> **Requirement**
Search the records for "Windows". Copy every line where it appears.

> **Data supplied**

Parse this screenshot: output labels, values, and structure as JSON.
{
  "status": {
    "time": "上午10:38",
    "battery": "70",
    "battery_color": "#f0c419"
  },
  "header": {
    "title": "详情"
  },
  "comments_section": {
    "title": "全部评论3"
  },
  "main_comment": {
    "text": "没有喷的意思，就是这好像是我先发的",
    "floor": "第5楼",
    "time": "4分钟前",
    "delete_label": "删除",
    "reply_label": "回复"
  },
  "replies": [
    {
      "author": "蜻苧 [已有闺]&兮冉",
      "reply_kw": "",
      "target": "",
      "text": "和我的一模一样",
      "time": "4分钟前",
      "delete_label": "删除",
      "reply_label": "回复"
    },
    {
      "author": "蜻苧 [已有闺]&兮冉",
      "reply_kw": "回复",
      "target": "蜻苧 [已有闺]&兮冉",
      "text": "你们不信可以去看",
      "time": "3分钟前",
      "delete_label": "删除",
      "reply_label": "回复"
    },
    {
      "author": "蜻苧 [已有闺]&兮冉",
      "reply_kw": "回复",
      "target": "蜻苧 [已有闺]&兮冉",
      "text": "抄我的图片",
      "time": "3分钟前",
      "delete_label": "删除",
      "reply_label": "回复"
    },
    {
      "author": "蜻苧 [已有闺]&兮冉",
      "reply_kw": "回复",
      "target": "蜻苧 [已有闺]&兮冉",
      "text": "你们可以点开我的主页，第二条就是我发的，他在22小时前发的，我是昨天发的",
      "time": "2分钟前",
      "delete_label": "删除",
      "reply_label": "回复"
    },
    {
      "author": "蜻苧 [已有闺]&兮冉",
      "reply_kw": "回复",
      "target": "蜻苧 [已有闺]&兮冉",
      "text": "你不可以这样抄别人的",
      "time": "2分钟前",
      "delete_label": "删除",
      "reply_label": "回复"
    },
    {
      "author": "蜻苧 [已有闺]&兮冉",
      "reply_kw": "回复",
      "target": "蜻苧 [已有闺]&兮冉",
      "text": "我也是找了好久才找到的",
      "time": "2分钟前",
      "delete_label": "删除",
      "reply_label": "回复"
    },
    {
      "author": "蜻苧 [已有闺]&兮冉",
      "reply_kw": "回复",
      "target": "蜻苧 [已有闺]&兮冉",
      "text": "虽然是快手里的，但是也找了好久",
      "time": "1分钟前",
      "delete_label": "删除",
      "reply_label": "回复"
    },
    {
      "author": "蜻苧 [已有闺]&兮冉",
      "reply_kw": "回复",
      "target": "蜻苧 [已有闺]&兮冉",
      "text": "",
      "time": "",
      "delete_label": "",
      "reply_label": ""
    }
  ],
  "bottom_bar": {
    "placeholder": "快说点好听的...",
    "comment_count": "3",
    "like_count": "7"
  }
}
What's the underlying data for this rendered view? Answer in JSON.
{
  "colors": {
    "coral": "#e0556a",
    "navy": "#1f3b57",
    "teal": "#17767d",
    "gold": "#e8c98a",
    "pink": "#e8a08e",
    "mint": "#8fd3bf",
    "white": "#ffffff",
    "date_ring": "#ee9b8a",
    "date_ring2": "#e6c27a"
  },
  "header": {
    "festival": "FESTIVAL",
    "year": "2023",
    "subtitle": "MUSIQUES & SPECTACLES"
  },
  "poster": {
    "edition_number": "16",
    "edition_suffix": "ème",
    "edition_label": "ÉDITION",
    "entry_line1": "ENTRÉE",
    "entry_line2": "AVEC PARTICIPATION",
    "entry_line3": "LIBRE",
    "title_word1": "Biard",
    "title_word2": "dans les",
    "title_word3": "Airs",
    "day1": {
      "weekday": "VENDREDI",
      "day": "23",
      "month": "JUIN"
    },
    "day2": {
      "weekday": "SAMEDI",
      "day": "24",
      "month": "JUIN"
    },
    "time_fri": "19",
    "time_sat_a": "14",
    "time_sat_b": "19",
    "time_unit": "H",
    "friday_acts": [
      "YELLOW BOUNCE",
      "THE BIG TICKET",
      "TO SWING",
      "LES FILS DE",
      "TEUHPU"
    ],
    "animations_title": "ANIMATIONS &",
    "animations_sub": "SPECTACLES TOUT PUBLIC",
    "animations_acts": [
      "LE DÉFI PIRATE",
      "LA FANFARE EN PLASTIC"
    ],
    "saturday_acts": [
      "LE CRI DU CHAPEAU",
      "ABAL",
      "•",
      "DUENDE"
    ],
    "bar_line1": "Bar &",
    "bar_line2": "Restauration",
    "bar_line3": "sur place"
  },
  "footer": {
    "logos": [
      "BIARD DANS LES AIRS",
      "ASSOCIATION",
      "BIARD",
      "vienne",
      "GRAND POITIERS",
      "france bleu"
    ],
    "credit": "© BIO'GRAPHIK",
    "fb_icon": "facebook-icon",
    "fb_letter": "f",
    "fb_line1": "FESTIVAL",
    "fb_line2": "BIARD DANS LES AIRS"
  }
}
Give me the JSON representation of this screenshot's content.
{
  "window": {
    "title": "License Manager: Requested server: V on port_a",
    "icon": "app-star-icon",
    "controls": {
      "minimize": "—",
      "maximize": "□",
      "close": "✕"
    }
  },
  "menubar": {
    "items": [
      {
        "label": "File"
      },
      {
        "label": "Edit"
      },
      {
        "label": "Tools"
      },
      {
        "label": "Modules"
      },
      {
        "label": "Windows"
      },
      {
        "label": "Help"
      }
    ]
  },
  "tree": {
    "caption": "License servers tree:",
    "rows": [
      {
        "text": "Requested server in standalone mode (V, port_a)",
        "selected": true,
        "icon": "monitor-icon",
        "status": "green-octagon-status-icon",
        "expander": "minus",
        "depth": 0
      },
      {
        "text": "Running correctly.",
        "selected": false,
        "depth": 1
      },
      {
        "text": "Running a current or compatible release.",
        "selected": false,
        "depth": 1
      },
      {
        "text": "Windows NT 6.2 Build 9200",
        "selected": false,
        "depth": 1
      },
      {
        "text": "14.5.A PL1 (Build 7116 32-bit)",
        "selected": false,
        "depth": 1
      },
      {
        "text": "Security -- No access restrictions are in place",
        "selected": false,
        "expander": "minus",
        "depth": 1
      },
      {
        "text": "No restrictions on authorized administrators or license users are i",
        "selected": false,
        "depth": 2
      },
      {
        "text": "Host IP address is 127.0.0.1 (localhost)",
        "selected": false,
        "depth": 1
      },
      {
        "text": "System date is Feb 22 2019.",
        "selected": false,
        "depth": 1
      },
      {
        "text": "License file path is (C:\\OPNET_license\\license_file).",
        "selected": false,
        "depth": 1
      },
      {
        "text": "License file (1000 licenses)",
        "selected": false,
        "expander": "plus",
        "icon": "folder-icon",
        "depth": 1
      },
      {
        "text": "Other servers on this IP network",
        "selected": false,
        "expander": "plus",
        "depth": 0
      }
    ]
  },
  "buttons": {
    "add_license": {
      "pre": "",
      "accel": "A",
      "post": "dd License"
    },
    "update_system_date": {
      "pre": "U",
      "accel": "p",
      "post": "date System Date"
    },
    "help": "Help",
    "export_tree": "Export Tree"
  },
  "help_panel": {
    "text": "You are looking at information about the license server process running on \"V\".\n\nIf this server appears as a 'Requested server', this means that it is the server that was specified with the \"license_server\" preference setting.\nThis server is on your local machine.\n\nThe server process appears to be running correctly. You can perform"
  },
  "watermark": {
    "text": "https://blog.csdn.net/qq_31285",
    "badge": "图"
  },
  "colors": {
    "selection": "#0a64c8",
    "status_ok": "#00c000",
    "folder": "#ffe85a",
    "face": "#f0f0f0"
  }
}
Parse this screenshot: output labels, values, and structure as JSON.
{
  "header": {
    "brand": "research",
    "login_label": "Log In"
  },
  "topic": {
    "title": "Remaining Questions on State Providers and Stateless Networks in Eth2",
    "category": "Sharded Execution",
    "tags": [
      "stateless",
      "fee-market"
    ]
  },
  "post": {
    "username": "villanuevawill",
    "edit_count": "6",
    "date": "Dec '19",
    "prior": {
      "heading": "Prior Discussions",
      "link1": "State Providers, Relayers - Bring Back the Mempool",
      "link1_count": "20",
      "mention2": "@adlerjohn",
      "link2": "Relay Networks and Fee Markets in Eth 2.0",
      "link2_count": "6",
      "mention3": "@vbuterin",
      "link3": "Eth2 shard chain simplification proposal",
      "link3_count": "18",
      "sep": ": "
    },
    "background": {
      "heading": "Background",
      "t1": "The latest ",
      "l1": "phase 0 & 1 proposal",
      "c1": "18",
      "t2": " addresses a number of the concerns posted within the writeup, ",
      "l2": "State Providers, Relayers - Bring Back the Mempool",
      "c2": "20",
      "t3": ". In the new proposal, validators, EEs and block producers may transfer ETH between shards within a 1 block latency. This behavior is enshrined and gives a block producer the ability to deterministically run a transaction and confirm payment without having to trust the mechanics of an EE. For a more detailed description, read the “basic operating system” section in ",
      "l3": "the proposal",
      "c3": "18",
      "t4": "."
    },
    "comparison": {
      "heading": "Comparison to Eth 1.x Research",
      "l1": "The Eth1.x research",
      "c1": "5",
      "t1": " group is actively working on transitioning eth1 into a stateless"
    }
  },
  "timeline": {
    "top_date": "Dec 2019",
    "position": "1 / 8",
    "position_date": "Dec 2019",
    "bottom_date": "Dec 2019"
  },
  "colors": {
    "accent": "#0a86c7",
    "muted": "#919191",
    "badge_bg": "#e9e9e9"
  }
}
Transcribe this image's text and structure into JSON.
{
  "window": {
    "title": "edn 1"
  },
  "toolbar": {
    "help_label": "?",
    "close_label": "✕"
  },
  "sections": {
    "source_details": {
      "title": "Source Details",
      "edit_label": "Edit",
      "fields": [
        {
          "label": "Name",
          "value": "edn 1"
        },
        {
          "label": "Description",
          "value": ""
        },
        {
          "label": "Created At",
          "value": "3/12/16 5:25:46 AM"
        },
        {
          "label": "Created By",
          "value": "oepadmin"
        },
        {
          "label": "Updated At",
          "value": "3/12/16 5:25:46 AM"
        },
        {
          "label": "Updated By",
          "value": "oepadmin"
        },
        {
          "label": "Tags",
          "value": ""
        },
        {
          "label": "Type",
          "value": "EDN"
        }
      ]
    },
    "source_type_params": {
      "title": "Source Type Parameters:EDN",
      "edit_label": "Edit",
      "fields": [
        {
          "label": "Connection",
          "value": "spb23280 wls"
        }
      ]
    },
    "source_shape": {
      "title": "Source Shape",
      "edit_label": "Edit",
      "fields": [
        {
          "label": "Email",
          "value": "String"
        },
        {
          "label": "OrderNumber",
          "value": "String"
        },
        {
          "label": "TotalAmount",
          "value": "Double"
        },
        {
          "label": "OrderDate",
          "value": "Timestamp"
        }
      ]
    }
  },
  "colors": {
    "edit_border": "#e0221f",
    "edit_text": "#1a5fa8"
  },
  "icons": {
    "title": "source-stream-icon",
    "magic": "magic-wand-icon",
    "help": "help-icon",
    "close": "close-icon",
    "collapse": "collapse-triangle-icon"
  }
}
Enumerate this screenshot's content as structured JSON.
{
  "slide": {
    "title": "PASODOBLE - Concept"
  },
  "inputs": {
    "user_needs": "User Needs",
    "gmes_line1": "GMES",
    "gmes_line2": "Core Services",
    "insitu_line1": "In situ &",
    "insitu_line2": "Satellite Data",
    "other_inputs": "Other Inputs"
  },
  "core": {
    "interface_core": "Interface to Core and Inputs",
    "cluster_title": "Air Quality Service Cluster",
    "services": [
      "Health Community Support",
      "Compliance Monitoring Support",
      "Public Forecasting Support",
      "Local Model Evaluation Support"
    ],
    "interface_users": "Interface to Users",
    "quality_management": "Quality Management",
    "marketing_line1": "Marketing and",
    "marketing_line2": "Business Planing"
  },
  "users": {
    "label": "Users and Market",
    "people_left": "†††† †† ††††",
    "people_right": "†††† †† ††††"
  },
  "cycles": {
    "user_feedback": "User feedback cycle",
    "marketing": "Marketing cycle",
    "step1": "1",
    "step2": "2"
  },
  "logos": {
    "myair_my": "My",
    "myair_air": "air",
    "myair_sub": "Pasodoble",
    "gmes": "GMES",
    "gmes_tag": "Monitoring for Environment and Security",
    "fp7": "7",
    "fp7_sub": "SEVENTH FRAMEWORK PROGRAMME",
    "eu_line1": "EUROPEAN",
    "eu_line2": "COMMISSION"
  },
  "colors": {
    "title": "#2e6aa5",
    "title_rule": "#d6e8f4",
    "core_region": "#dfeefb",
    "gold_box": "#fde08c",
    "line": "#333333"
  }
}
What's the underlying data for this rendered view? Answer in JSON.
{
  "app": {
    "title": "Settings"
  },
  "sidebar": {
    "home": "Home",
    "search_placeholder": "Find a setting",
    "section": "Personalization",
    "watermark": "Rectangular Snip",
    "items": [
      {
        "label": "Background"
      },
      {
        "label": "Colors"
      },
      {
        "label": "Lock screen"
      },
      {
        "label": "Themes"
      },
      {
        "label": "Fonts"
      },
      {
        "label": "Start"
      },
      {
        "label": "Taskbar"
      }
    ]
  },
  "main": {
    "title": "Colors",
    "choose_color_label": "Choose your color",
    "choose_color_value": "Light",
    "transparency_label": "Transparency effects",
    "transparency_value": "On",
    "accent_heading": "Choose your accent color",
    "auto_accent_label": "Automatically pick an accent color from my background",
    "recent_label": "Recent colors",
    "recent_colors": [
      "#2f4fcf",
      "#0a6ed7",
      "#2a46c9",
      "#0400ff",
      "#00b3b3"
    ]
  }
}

> **Solution to this problem**
        "label": "Windows"
        "text": "Windows NT 6.2 Build 9200",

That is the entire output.